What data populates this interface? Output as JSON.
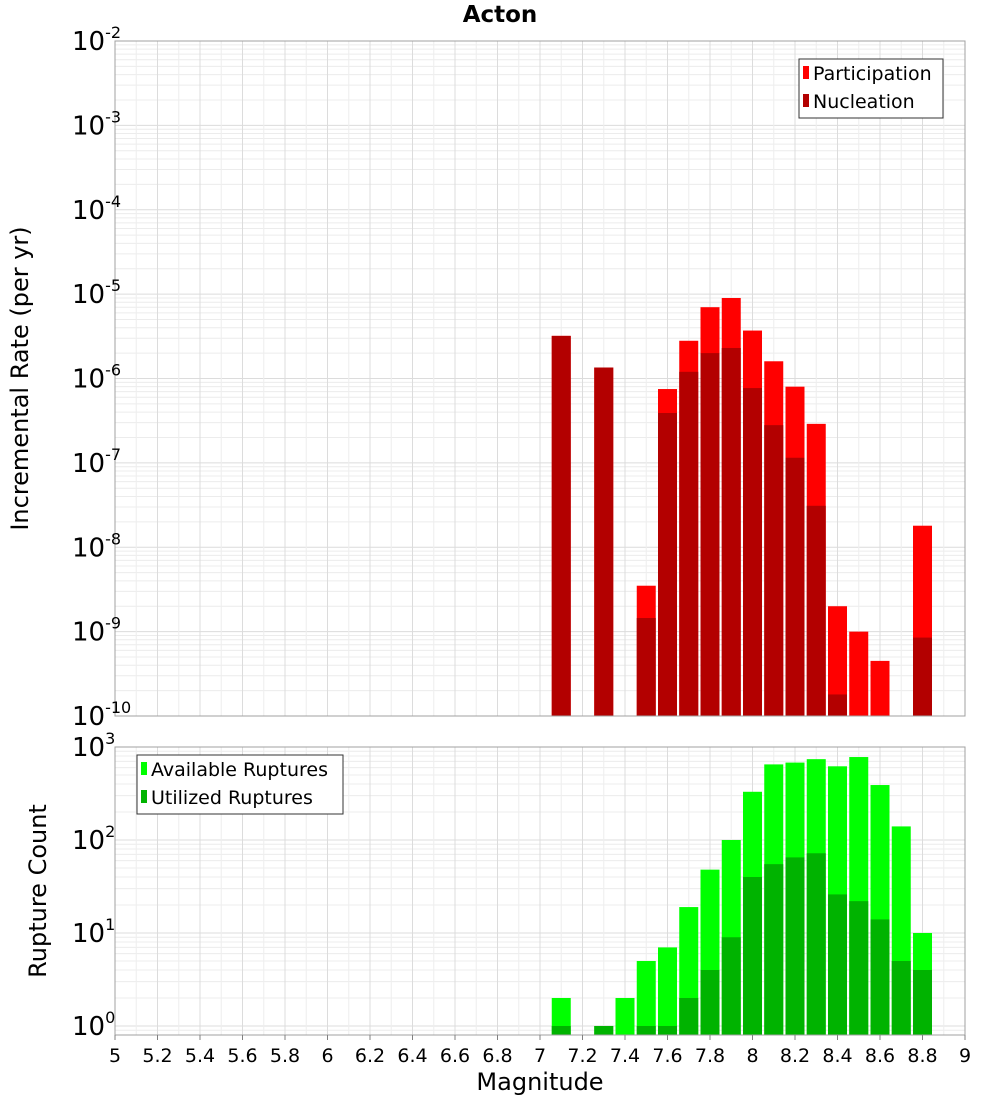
{
  "figure": {
    "title": "Acton"
  },
  "chart_data": [
    {
      "type": "bar",
      "name": "rate",
      "ylabel": "Incremental Rate (per yr)",
      "yscale": "log",
      "ylim": [
        1e-10,
        0.01
      ],
      "xlim": [
        5,
        9
      ],
      "ytick_exponents": [
        -2,
        -3,
        -4,
        -5,
        -6,
        -7,
        -8,
        -9,
        -10
      ],
      "ytick_base": "10",
      "legend_position": "top-right",
      "colors": {
        "Participation": "#ff0000",
        "Nucleation": "#b30000"
      },
      "series": [
        {
          "name": "Participation",
          "x": [
            7.1,
            7.3,
            7.5,
            7.6,
            7.7,
            7.8,
            7.9,
            8.0,
            8.1,
            8.2,
            8.3,
            8.4,
            8.5,
            8.6,
            8.7,
            8.8
          ],
          "values": [
            3.2e-06,
            1.35e-06,
            3.5e-09,
            7.5e-07,
            2.8e-06,
            7e-06,
            9e-06,
            3.7e-06,
            1.6e-06,
            8e-07,
            2.9e-07,
            2e-09,
            1e-09,
            4.5e-10,
            1e-10,
            1.8e-08
          ]
        },
        {
          "name": "Nucleation",
          "x": [
            7.1,
            7.3,
            7.5,
            7.6,
            7.7,
            7.8,
            7.9,
            8.0,
            8.1,
            8.2,
            8.3,
            8.4,
            8.5,
            8.6,
            8.7,
            8.8
          ],
          "values": [
            3.2e-06,
            1.35e-06,
            1.45e-09,
            3.9e-07,
            1.2e-06,
            2e-06,
            2.3e-06,
            7.7e-07,
            2.8e-07,
            1.15e-07,
            3.1e-08,
            1.8e-10,
            null,
            null,
            null,
            8.5e-10
          ]
        }
      ]
    },
    {
      "type": "bar",
      "name": "count",
      "ylabel": "Rupture Count",
      "xlabel": "Magnitude",
      "yscale": "log",
      "ylim": [
        0.8,
        1000
      ],
      "xlim": [
        5,
        9
      ],
      "ytick_exponents": [
        3,
        2,
        1,
        0
      ],
      "ytick_base": "10",
      "xticks": [
        "5",
        "5.2",
        "5.4",
        "5.6",
        "5.8",
        "6",
        "6.2",
        "6.4",
        "6.6",
        "6.8",
        "7",
        "7.2",
        "7.4",
        "7.6",
        "7.8",
        "8",
        "8.2",
        "8.4",
        "8.6",
        "8.8",
        "9"
      ],
      "legend_position": "top-left",
      "colors": {
        "Available Ruptures": "#00ff00",
        "Utilized Ruptures": "#00b300"
      },
      "series": [
        {
          "name": "Available Ruptures",
          "x": [
            7.1,
            7.3,
            7.4,
            7.5,
            7.6,
            7.7,
            7.8,
            7.9,
            8.0,
            8.1,
            8.2,
            8.3,
            8.4,
            8.5,
            8.6,
            8.7,
            8.8
          ],
          "values": [
            2,
            1,
            2,
            5,
            7,
            19,
            48,
            100,
            330,
            650,
            680,
            740,
            620,
            780,
            390,
            140,
            10
          ]
        },
        {
          "name": "Utilized Ruptures",
          "x": [
            7.1,
            7.3,
            7.4,
            7.5,
            7.6,
            7.7,
            7.8,
            7.9,
            8.0,
            8.1,
            8.2,
            8.3,
            8.4,
            8.5,
            8.6,
            8.7,
            8.8
          ],
          "values": [
            1,
            1,
            null,
            1,
            1,
            2,
            4,
            9,
            40,
            55,
            65,
            72,
            26,
            22,
            14,
            5,
            4
          ]
        }
      ]
    }
  ]
}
○ ○ ○ ○ ○ ○ ○
Write out the whole listing exactly, and drop the pictures.

What data populates this interface? Output as JSON.
{
  "figure": {
    "title": "Acton"
  },
  "chart_data": [
    {
      "type": "bar",
      "name": "rate",
      "ylabel": "Incremental Rate (per yr)",
      "yscale": "log",
      "ylim": [
        1e-10,
        0.01
      ],
      "xlim": [
        5,
        9
      ],
      "ytick_exponents": [
        -2,
        -3,
        -4,
        -5,
        -6,
        -7,
        -8,
        -9,
        -10
      ],
      "ytick_base": "10",
      "legend_position": "top-right",
      "colors": {
        "Participation": "#ff0000",
        "Nucleation": "#b30000"
      },
      "series": [
        {
          "name": "Participation",
          "x": [
            7.1,
            7.3,
            7.5,
            7.6,
            7.7,
            7.8,
            7.9,
            8.0,
            8.1,
            8.2,
            8.3,
            8.4,
            8.5,
            8.6,
            8.7,
            8.8
          ],
          "values": [
            3.2e-06,
            1.35e-06,
            3.5e-09,
            7.5e-07,
            2.8e-06,
            7e-06,
            9e-06,
            3.7e-06,
            1.6e-06,
            8e-07,
            2.9e-07,
            2e-09,
            1e-09,
            4.5e-10,
            1e-10,
            1.8e-08
          ]
        },
        {
          "name": "Nucleation",
          "x": [
            7.1,
            7.3,
            7.5,
            7.6,
            7.7,
            7.8,
            7.9,
            8.0,
            8.1,
            8.2,
            8.3,
            8.4,
            8.5,
            8.6,
            8.7,
            8.8
          ],
          "values": [
            3.2e-06,
            1.35e-06,
            1.45e-09,
            3.9e-07,
            1.2e-06,
            2e-06,
            2.3e-06,
            7.7e-07,
            2.8e-07,
            1.15e-07,
            3.1e-08,
            1.8e-10,
            null,
            null,
            null,
            8.5e-10
          ]
        }
      ]
    },
    {
      "type": "bar",
      "name": "count",
      "ylabel": "Rupture Count",
      "xlabel": "Magnitude",
      "yscale": "log",
      "ylim": [
        0.8,
        1000
      ],
      "xlim": [
        5,
        9
      ],
      "ytick_exponents": [
        3,
        2,
        1,
        0
      ],
      "ytick_base": "10",
      "xticks": [
        "5",
        "5.2",
        "5.4",
        "5.6",
        "5.8",
        "6",
        "6.2",
        "6.4",
        "6.6",
        "6.8",
        "7",
        "7.2",
        "7.4",
        "7.6",
        "7.8",
        "8",
        "8.2",
        "8.4",
        "8.6",
        "8.8",
        "9"
      ],
      "legend_position": "top-left",
      "colors": {
        "Available Ruptures": "#00ff00",
        "Utilized Ruptures": "#00b300"
      },
      "series": [
        {
          "name": "Available Ruptures",
          "x": [
            7.1,
            7.3,
            7.4,
            7.5,
            7.6,
            7.7,
            7.8,
            7.9,
            8.0,
            8.1,
            8.2,
            8.3,
            8.4,
            8.5,
            8.6,
            8.7,
            8.8
          ],
          "values": [
            2,
            1,
            2,
            5,
            7,
            19,
            48,
            100,
            330,
            650,
            680,
            740,
            620,
            780,
            390,
            140,
            10
          ]
        },
        {
          "name": "Utilized Ruptures",
          "x": [
            7.1,
            7.3,
            7.4,
            7.5,
            7.6,
            7.7,
            7.8,
            7.9,
            8.0,
            8.1,
            8.2,
            8.3,
            8.4,
            8.5,
            8.6,
            8.7,
            8.8
          ],
          "values": [
            1,
            1,
            null,
            1,
            1,
            2,
            4,
            9,
            40,
            55,
            65,
            72,
            26,
            22,
            14,
            5,
            4
          ]
        }
      ]
    }
  ]
}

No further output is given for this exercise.